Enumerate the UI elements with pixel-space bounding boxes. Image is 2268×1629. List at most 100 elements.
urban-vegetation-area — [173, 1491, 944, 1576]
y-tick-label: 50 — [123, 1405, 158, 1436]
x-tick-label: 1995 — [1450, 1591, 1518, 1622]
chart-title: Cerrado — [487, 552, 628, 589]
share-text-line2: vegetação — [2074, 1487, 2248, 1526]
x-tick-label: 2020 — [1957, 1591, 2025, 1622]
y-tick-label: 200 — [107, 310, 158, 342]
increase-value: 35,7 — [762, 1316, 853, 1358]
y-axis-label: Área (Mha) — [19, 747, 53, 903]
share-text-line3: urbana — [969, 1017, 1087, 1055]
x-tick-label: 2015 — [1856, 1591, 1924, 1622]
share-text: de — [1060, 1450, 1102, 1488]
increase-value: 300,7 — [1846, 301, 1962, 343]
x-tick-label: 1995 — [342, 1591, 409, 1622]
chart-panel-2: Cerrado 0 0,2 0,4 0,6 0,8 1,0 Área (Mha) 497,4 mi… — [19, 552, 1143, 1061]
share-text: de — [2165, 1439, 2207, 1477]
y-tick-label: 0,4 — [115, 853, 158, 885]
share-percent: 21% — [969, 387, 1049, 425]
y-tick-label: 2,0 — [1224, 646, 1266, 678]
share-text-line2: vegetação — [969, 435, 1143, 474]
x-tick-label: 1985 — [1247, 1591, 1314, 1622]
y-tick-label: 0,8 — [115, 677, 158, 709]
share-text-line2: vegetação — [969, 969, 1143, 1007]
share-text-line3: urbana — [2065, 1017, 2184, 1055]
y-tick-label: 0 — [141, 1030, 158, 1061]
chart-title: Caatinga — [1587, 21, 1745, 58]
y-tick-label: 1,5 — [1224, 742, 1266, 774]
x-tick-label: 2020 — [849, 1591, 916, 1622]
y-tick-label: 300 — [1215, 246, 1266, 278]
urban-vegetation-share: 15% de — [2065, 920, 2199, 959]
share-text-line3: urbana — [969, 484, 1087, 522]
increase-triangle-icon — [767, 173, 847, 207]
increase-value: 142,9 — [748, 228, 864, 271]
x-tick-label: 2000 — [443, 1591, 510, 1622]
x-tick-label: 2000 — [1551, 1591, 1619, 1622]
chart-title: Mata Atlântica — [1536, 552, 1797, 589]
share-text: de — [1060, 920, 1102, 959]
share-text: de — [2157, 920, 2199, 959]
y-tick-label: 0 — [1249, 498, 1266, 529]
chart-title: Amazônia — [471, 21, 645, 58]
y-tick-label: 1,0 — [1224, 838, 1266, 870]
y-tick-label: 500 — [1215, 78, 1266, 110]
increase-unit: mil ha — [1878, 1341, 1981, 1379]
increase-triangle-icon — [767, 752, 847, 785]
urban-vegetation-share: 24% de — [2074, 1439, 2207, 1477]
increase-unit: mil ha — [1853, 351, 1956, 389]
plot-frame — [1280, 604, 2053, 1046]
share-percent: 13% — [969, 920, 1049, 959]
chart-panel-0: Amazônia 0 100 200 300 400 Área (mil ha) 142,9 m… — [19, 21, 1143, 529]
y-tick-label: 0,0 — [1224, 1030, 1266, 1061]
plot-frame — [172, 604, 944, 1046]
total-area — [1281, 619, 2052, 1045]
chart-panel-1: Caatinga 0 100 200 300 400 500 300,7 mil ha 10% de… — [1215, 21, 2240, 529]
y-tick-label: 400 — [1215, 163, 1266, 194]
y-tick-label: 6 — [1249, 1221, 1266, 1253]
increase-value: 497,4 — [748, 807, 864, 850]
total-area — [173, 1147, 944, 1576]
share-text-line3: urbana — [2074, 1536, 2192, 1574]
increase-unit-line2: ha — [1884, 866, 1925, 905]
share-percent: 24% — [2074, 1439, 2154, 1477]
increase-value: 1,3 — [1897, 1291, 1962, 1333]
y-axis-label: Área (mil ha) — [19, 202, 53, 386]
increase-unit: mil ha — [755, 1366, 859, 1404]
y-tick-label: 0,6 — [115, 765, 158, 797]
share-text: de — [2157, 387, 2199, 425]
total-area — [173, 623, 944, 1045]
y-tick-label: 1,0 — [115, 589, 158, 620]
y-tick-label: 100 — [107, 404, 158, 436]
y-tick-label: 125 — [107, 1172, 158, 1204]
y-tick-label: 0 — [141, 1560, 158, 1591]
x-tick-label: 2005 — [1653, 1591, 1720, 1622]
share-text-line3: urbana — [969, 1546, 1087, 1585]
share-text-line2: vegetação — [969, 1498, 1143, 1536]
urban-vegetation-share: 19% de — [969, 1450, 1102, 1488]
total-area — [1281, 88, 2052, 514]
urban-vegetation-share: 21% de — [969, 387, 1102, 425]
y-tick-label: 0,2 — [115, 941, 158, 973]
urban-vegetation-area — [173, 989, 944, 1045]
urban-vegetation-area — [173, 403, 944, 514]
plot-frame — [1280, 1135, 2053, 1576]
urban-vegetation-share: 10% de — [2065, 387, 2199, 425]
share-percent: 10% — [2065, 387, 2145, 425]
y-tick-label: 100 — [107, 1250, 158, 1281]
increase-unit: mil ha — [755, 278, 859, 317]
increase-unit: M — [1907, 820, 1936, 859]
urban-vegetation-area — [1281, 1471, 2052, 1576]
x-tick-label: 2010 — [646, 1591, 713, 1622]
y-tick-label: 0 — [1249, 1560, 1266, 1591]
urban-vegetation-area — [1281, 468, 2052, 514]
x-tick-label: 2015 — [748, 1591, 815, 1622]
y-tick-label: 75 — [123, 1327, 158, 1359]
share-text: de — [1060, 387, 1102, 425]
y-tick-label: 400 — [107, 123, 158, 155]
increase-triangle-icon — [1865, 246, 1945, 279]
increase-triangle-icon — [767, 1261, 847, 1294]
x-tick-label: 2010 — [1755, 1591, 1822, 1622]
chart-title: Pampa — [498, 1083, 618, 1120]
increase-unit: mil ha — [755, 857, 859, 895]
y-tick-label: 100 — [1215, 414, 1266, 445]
----------------
**Istruzioni del compito:**
Riscrivi tutte le voci qui sopra mettendo "up-arrow-icon" al posto di ogni "increase-triangle-icon" e lasciando invariato tutto il resto.

**Risultato esercizio:**
Enumerate the UI elements with pixel-space bounding boxes. Image is 2268×1629. List at most 100 elements.
urban-vegetation-area — [173, 1491, 944, 1576]
y-tick-label: 50 — [123, 1405, 158, 1436]
x-tick-label: 1995 — [1450, 1591, 1518, 1622]
chart-title: Cerrado — [487, 552, 628, 589]
share-text-line2: vegetação — [2074, 1487, 2248, 1526]
x-tick-label: 2020 — [1957, 1591, 2025, 1622]
y-tick-label: 200 — [107, 310, 158, 342]
increase-value: 35,7 — [762, 1316, 853, 1358]
y-axis-label: Área (Mha) — [19, 747, 53, 903]
share-text-line3: urbana — [969, 1017, 1087, 1055]
x-tick-label: 2015 — [1856, 1591, 1924, 1622]
share-text: de — [1060, 1450, 1102, 1488]
increase-value: 300,7 — [1846, 301, 1962, 343]
x-tick-label: 1995 — [342, 1591, 409, 1622]
chart-panel-2: Cerrado 0 0,2 0,4 0,6 0,8 1,0 Área (Mha) 497,4 mi… — [19, 552, 1143, 1061]
share-text: de — [2165, 1439, 2207, 1477]
y-tick-label: 0,4 — [115, 853, 158, 885]
share-percent: 21% — [969, 387, 1049, 425]
y-tick-label: 2,0 — [1224, 646, 1266, 678]
share-text-line2: vegetação — [969, 435, 1143, 474]
x-tick-label: 1985 — [1247, 1591, 1314, 1622]
y-tick-label: 0,8 — [115, 677, 158, 709]
share-text-line2: vegetação — [969, 969, 1143, 1007]
share-text-line3: urbana — [2065, 1017, 2184, 1055]
y-tick-label: 0 — [141, 1030, 158, 1061]
chart-title: Caatinga — [1587, 21, 1745, 58]
y-tick-label: 1,5 — [1224, 742, 1266, 774]
x-tick-label: 2020 — [849, 1591, 916, 1622]
y-tick-label: 300 — [1215, 246, 1266, 278]
urban-vegetation-share: 15% de — [2065, 920, 2199, 959]
share-text-line3: urbana — [969, 484, 1087, 522]
up-arrow-icon — [767, 173, 847, 207]
increase-value: 142,9 — [748, 228, 864, 271]
x-tick-label: 2000 — [443, 1591, 510, 1622]
x-tick-label: 2000 — [1551, 1591, 1619, 1622]
chart-title: Mata Atlântica — [1536, 552, 1797, 589]
share-text: de — [1060, 920, 1102, 959]
share-text: de — [2157, 920, 2199, 959]
y-tick-label: 0 — [1249, 498, 1266, 529]
chart-title: Amazônia — [471, 21, 645, 58]
y-tick-label: 1,0 — [1224, 838, 1266, 870]
y-tick-label: 500 — [1215, 78, 1266, 110]
increase-unit: mil ha — [1878, 1341, 1981, 1379]
up-arrow-icon — [767, 752, 847, 785]
urban-vegetation-share: 24% de — [2074, 1439, 2207, 1477]
increase-unit: mil ha — [1853, 351, 1956, 389]
plot-frame — [1280, 604, 2053, 1046]
share-percent: 13% — [969, 920, 1049, 959]
chart-panel-0: Amazônia 0 100 200 300 400 Área (mil ha) 142,9 m… — [19, 21, 1143, 529]
y-tick-label: 0,0 — [1224, 1030, 1266, 1061]
plot-frame — [172, 604, 944, 1046]
total-area — [1281, 619, 2052, 1045]
chart-panel-1: Caatinga 0 100 200 300 400 500 300,7 mil ha 10% de… — [1215, 21, 2240, 529]
y-tick-label: 400 — [1215, 163, 1266, 194]
y-tick-label: 6 — [1249, 1221, 1266, 1253]
increase-value: 497,4 — [748, 807, 864, 850]
total-area — [173, 1147, 944, 1576]
share-text-line3: urbana — [2074, 1536, 2192, 1574]
increase-unit-line2: ha — [1884, 866, 1925, 905]
share-percent: 24% — [2074, 1439, 2154, 1477]
increase-value: 1,3 — [1897, 1291, 1962, 1333]
y-axis-label: Área (mil ha) — [19, 202, 53, 386]
increase-unit: mil ha — [755, 1366, 859, 1404]
y-tick-label: 0,6 — [115, 765, 158, 797]
share-text: de — [2157, 387, 2199, 425]
total-area — [173, 623, 944, 1045]
y-tick-label: 1,0 — [115, 589, 158, 620]
y-tick-label: 100 — [107, 404, 158, 436]
y-tick-label: 125 — [107, 1172, 158, 1204]
y-tick-label: 0 — [141, 1560, 158, 1591]
x-tick-label: 2005 — [1653, 1591, 1720, 1622]
share-text-line3: urbana — [969, 1546, 1087, 1585]
share-text-line2: vegetação — [969, 1498, 1143, 1536]
urban-vegetation-share: 19% de — [969, 1450, 1102, 1488]
total-area — [1281, 88, 2052, 514]
urban-vegetation-share: 21% de — [969, 387, 1102, 425]
y-tick-label: 0,2 — [115, 941, 158, 973]
urban-vegetation-area — [173, 989, 944, 1045]
urban-vegetation-area — [173, 403, 944, 514]
plot-frame — [1280, 1135, 2053, 1576]
urban-vegetation-share: 10% de — [2065, 387, 2199, 425]
share-percent: 10% — [2065, 387, 2145, 425]
y-tick-label: 100 — [107, 1250, 158, 1281]
increase-unit: mil ha — [755, 278, 859, 317]
increase-unit: M — [1907, 820, 1936, 859]
urban-vegetation-area — [1281, 1471, 2052, 1576]
x-tick-label: 2010 — [646, 1591, 713, 1622]
y-tick-label: 0 — [1249, 1560, 1266, 1591]
urban-vegetation-area — [1281, 468, 2052, 514]
x-tick-label: 2015 — [748, 1591, 815, 1622]
y-tick-label: 75 — [123, 1327, 158, 1359]
share-text: de — [1060, 387, 1102, 425]
y-tick-label: 400 — [107, 123, 158, 155]
up-arrow-icon — [1865, 246, 1945, 279]
up-arrow-icon — [767, 1261, 847, 1294]
x-tick-label: 2010 — [1755, 1591, 1822, 1622]
chart-title: Pampa — [498, 1083, 618, 1120]
increase-unit: mil ha — [755, 857, 859, 895]
y-tick-label: 100 — [1215, 414, 1266, 445]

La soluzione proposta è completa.